**Directions**
Continue the blog post on patient consent to being cared for by trainees, starting after its last sentence.

**Text block**

==================================================

By: Olle ten Cate, PhD

From: Gin et al. 2024 (1)

In this blog I want to focus on the position and autonomy of patients in the clinical training environment and signal a lack of guidelines to navigate the interests of all parties involved.

In teaching hospitals, entrustment with patient care tasks can be regarded as a six-way street. Trainees providing care must be trusted by their supervisors and by patients, i.e. those under formal care by supervising clinicians. Supervisors must be trusted by their trainees, attending physicians must also be trusted by their patients, i.e. to organize the care in a best possible way, including the engagement of trainees and other care providers, and patients must be trusted to cooperate with care providers; both with their own attending physician and with any auxiliary trainees. These streets reflect transactional dynamics that puts one party in the position of some vulnerability, having to rely on the other’s competence and benevolence to provide a service.(2)

The walkability of the streets is not similar in all directions. Trainees who are asked (and trusted) by supervisors to care for patient usually cannot say no (they are paid and the activity counts towards their educational progress). A supervisor, asked by a trainee to come and help out under ‘indirect supervision’ may say no, but only if they are convinced that this decline does not hurt the trainee or the patient. Patients usually have the legal possibility to say no if asked to be attended by a trainee but will often not be aware of the difference between a senior medical student, a resident physician, a fellow in subspecialty training, or a fully licensed and certified attending staff member. And, they may not be aware of any option to say no. If patients en masse would say no to contributing to training, much of training and much of health care would stop. In many countries, a substantial amount of health care is provided by trainees who are not certified to work unsupervised. Strikes of medical trainees, as recently happened in the UK and South Korea, have shown how severely disrupted health care can become without trainees. Is patient cooperation with education on the decline? We don’t know, but some authors report frequent refusal.(3)

Triggered by a workshop during the Association of Medical Schools in Europe annual conference in October 2025 in Olomouc, Czech Republic, on bioethics of patient involvement in education (using a UNESCO framework(4)), it struck me that patients’ role in consenting to be cared for by a trainee was not discussed. I decided to devote an upcoming editorial to it.(5) Concurrent with it, The Clinical Teacher published the above perspective paper on patient denial of engagement in education.(3) An ICBE blog on the topic seems timely. Patient consent with medical procedures and treatments is well founded in UNESCO’s rules, but the consent to be attended by a trainee is rather implicit. It is common to ask patient consent for explicit educational events, such as bedside teaching, skills lab training, occasional curriculum development committees (6,7), but the vast majority of instances of patient involvement in education happens when they are attended by a trainee instead of by a licensed and certified professional is the only patient contribution to training.

Why is this a timely topic? The philosophy of CBME, as operationalized through entrustable professional activities, involves, prominently, the explicit entrustment with patient care tasks during training. The educational and motivational value, patient safety, and supervision level associated with entrustment are themes that begin to feature prominently in the literature. The role of patient consent in the triad of supervisor-trainee-patient has not received much attention.

==================================================

**Data shown**
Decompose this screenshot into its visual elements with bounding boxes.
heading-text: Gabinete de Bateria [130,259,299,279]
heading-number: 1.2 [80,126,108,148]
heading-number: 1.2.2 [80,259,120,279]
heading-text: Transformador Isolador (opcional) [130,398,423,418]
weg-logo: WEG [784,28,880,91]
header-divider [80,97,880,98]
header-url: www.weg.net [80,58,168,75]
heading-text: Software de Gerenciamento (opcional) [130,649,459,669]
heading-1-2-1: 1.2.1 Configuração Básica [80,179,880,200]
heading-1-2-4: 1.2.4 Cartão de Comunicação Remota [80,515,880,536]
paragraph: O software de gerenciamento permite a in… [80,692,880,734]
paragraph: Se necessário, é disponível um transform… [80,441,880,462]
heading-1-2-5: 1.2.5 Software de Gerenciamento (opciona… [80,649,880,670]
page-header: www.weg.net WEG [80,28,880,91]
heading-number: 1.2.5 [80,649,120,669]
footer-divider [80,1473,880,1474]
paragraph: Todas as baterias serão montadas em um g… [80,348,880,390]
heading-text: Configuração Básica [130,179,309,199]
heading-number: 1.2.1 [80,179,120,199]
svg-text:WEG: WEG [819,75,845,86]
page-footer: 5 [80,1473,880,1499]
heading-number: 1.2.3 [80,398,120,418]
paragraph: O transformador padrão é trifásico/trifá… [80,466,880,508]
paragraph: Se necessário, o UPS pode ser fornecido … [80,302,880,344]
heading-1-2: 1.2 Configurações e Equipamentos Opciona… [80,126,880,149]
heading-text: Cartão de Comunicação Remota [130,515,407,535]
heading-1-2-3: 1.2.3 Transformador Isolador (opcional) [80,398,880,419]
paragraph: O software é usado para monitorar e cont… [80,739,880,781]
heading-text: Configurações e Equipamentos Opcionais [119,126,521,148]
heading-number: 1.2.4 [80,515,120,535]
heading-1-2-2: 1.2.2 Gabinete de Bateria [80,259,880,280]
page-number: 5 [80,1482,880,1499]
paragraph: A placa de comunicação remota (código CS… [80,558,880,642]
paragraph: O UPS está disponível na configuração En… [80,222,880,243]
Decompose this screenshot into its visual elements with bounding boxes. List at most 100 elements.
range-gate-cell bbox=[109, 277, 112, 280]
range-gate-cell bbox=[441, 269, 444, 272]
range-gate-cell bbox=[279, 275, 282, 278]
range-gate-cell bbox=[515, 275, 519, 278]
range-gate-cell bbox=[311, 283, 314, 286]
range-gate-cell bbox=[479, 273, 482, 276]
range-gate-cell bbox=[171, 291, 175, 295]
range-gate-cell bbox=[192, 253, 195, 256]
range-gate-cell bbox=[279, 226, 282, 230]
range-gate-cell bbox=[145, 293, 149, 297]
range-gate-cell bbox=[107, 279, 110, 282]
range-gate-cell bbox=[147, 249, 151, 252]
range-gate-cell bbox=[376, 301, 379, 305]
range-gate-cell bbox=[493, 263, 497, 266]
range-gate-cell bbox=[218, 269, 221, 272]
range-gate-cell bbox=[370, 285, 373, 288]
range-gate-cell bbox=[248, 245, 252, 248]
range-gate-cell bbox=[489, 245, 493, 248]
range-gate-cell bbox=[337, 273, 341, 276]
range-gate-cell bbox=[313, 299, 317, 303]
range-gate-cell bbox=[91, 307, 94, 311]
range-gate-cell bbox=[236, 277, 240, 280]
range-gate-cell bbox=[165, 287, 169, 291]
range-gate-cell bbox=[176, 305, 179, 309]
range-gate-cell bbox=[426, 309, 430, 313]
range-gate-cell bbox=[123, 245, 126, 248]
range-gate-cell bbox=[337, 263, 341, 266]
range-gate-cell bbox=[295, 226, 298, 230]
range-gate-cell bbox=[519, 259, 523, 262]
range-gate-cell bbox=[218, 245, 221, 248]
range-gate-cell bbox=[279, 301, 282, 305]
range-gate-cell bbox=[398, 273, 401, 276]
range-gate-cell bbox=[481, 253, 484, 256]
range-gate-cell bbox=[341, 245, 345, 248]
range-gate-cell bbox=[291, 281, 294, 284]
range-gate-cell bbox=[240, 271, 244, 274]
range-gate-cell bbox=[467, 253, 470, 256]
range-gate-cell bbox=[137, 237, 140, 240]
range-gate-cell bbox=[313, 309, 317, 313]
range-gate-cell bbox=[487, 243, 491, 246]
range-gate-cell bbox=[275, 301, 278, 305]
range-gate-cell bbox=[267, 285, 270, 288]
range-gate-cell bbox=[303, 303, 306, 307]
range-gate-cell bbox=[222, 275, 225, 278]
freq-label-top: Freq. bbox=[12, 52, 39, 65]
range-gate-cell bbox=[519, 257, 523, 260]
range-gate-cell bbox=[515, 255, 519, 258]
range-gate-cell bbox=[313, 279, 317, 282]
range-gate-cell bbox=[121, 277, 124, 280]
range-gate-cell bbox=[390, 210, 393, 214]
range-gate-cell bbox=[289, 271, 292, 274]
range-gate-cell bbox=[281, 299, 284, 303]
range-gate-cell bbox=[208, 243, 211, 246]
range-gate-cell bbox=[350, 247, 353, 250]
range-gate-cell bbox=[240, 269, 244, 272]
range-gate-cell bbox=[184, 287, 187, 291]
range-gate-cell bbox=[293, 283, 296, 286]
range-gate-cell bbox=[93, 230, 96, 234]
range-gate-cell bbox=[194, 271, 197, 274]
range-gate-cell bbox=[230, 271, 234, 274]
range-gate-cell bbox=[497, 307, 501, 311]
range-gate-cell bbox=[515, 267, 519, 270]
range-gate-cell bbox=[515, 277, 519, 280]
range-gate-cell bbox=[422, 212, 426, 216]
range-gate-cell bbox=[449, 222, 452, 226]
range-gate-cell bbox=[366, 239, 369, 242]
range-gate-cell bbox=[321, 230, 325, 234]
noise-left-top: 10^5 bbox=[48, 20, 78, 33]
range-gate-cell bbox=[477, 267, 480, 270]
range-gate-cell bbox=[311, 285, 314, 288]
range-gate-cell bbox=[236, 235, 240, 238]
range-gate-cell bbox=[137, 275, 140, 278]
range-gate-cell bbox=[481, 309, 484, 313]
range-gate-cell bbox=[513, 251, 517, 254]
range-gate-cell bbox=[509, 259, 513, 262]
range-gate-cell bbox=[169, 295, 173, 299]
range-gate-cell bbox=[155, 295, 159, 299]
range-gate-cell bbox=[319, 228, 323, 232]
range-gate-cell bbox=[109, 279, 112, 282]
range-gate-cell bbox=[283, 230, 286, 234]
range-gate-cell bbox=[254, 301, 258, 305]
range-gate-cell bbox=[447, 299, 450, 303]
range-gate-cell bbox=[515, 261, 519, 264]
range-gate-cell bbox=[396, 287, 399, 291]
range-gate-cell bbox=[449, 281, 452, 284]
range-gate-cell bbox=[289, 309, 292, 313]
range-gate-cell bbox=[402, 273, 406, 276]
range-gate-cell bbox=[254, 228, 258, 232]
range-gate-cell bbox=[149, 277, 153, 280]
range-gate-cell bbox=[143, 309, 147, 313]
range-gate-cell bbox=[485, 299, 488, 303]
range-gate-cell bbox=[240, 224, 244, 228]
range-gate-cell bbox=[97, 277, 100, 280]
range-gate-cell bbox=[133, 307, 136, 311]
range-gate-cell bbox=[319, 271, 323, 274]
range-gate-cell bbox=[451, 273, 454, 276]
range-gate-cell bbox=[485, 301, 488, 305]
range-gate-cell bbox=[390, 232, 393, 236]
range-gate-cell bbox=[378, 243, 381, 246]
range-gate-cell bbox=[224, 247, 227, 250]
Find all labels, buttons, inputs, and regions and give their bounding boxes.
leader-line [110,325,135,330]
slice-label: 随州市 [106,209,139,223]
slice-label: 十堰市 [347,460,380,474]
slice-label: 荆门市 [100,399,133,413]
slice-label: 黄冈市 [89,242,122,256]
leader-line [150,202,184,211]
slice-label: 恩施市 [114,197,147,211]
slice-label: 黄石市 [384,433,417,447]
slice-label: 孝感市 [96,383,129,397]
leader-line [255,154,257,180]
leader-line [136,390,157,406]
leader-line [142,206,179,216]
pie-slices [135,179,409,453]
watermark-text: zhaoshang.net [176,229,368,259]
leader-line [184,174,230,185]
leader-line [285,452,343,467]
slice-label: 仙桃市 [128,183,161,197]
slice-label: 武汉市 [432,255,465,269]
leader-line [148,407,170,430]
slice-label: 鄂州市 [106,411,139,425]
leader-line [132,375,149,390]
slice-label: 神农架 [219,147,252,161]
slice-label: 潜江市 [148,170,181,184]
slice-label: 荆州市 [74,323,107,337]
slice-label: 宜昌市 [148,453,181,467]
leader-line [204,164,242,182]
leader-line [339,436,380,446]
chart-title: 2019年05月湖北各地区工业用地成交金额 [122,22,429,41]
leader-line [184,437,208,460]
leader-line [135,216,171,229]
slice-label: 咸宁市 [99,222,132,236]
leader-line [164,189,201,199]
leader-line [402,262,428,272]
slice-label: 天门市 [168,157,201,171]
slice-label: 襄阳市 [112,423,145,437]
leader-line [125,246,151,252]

==================================================

**Solved exercise**
Educators and hospital contexts have, usually unwritten, rules and habits (such as “all patients who walk in a university medical center should anticipate being attended by supervised trainees”). Such rules belong to the domain of bioethics.  UNESCO’s bioethics rules include basic rights of autonomy, active consent, and a reasonable balance between benefit and harm and thus the right to say no. Saying no may serve an individual interest but collide with a collective interest of educating future professionals. It is not likely that a patient would easily consent to being the first patient for a trainee to perform a specific procedure, yet this regularly happens–and must happen. Training is impossible without “first times”—first time with supervision, first time without supervision. In most cases, patients will not know this.

Here is where we have a lack of bioethical guidelines, to help clinician educators, trainees and patient, to navigate diverse interests to optimize the six-way streets of trust, as a condition for medical training, of for that matter, any training of health care professionals with patient care tasks. Supporting the call in my editorial, I would like to invite HPE scholars and ethicists to develop such guidelines, answering questions like:

As CBME and explicit entrustment decisions become prevalent, continued reliance on implicit consent and local custom feels increasingly uneasy. If trust in clinical education is indeed a six-way street, then it might be time to make its ethical rules explicit and help hospitals, educators, trainees and patients navigate this area; it may be time to establish guidelines.

Refrences:

  1. Gin BC, Holzhausen Y, Khursigara-Slattery N, Chen HC, Schumacher DJ, ten Cate O. Theoretical foundations of trust and entrustment in health professions education. In: ten Cate O, Burch VC, Chen HC, Chou FC, Hennus MP, editors. Entrustable Professional Activities and Entrustment Decision-Making in Health Professions Education. Ubiquity Press; 2024. p. 35–50.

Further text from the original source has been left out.